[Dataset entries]

+--

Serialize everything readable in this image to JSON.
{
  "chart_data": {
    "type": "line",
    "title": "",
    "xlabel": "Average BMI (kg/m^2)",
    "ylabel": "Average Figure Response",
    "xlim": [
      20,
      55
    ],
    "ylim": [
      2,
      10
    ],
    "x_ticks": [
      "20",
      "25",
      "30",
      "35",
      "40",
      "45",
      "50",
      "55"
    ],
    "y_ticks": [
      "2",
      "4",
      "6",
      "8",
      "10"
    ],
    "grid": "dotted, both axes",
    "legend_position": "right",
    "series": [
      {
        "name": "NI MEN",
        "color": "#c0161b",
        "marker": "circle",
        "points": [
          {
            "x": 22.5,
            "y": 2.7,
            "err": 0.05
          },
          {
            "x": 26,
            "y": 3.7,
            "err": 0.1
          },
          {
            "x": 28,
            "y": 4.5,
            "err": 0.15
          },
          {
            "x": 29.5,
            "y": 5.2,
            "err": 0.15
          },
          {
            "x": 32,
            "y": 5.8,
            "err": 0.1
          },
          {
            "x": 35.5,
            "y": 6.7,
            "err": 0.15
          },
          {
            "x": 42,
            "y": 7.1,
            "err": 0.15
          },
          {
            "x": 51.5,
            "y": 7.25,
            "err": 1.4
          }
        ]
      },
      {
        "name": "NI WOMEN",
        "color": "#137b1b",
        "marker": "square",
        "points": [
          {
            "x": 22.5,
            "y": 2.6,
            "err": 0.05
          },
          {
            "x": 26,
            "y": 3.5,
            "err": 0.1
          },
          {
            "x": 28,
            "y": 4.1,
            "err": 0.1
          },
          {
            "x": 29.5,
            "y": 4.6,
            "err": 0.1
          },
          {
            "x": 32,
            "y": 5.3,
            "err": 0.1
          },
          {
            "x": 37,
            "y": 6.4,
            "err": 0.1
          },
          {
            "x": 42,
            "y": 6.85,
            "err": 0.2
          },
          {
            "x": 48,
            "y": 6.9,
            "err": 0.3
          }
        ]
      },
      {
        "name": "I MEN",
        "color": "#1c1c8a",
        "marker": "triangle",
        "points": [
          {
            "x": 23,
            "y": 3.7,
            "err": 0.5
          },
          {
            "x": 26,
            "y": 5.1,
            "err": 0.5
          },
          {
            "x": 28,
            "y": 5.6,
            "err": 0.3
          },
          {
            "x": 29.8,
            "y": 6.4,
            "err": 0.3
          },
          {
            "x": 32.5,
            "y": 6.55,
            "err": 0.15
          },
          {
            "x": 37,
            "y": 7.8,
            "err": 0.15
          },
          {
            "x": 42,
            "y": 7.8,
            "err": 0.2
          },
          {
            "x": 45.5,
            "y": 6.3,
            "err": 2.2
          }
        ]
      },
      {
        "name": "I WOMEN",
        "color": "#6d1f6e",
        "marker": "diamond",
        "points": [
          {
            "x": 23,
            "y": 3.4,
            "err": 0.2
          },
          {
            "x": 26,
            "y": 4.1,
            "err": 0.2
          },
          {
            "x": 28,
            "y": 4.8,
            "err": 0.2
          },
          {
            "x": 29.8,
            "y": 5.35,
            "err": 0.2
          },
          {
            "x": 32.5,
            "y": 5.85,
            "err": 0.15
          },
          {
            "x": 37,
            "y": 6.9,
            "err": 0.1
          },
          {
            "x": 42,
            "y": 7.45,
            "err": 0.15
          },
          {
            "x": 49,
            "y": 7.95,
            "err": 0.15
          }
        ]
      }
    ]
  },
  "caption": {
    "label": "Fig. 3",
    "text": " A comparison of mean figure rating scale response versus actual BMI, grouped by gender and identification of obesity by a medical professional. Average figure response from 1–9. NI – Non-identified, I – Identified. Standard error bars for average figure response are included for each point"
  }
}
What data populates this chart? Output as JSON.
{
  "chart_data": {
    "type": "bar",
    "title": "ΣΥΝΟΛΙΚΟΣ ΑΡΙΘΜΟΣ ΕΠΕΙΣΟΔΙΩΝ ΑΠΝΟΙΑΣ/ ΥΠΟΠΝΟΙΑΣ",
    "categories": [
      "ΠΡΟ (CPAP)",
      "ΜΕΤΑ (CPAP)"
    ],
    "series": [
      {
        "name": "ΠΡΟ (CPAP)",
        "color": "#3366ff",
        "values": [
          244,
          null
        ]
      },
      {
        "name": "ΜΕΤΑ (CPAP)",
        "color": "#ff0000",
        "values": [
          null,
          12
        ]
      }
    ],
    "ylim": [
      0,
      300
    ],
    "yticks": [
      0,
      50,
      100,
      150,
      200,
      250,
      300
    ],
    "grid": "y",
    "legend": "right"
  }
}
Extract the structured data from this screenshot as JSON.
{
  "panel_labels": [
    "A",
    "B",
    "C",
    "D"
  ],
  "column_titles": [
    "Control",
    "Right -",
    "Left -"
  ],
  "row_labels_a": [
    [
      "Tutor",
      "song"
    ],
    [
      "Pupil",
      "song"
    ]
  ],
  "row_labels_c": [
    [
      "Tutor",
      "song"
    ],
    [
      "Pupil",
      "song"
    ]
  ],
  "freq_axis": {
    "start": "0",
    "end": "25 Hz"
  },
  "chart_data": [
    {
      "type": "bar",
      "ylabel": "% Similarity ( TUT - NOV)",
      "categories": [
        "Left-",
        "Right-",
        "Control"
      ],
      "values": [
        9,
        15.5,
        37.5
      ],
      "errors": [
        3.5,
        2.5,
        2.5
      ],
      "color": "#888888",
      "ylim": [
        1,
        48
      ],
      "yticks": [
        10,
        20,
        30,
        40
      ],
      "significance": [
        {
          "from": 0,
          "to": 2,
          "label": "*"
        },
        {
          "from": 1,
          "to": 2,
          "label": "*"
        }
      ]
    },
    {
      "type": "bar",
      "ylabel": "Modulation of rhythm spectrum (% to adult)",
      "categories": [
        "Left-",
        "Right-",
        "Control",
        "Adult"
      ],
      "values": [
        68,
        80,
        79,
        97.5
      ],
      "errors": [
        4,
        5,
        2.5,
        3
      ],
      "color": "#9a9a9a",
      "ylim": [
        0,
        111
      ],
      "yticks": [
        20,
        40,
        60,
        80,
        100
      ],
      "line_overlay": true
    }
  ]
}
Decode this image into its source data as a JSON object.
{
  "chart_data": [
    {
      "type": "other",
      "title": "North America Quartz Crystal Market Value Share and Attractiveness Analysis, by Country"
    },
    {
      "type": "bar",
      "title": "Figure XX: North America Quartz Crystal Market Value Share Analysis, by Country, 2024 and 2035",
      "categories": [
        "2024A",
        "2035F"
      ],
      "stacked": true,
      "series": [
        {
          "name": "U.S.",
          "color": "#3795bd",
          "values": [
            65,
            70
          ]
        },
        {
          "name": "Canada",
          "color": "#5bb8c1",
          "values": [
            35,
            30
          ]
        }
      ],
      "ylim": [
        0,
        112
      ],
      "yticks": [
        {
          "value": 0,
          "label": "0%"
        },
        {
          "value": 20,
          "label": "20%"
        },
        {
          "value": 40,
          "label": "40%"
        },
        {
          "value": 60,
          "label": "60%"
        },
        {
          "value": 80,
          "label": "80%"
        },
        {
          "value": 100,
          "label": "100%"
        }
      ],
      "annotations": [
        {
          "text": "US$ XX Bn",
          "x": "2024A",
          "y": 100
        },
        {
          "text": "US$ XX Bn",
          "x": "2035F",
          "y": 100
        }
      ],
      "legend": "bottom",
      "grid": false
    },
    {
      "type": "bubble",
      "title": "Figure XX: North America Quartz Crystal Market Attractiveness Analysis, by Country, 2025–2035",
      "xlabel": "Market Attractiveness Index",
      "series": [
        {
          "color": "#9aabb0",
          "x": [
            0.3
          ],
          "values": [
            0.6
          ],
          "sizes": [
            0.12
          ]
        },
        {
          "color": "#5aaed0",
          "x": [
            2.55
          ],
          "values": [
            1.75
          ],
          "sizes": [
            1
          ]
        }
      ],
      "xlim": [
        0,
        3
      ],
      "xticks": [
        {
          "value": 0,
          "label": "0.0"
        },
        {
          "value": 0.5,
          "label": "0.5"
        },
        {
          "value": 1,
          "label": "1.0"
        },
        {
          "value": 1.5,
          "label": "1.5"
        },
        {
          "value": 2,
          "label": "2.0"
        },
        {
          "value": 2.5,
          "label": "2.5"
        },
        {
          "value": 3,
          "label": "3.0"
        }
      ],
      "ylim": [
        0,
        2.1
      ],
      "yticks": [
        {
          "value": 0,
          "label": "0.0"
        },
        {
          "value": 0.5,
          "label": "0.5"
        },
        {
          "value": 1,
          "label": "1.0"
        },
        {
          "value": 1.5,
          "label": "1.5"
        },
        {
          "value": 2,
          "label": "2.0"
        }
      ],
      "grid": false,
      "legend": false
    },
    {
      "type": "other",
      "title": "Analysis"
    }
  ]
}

+--

● **WHAT TO WORK ON**:
Filter the records, keeping only lines that contain "Market", and show those lines.

● **FINISHED TASK**:
      "title": "North America Quartz Crystal Market Value Share and Attractiveness Analysis, by Country"
      "title": "Figure XX: North America Quartz Crystal Market Value Share Analysis, by Country, 2024 and 2035",
      "title": "Figure XX: North America Quartz Crystal Market Attractiveness Analysis, by Country, 2025–2035",
      "xlabel": "Market Attractiveness Index",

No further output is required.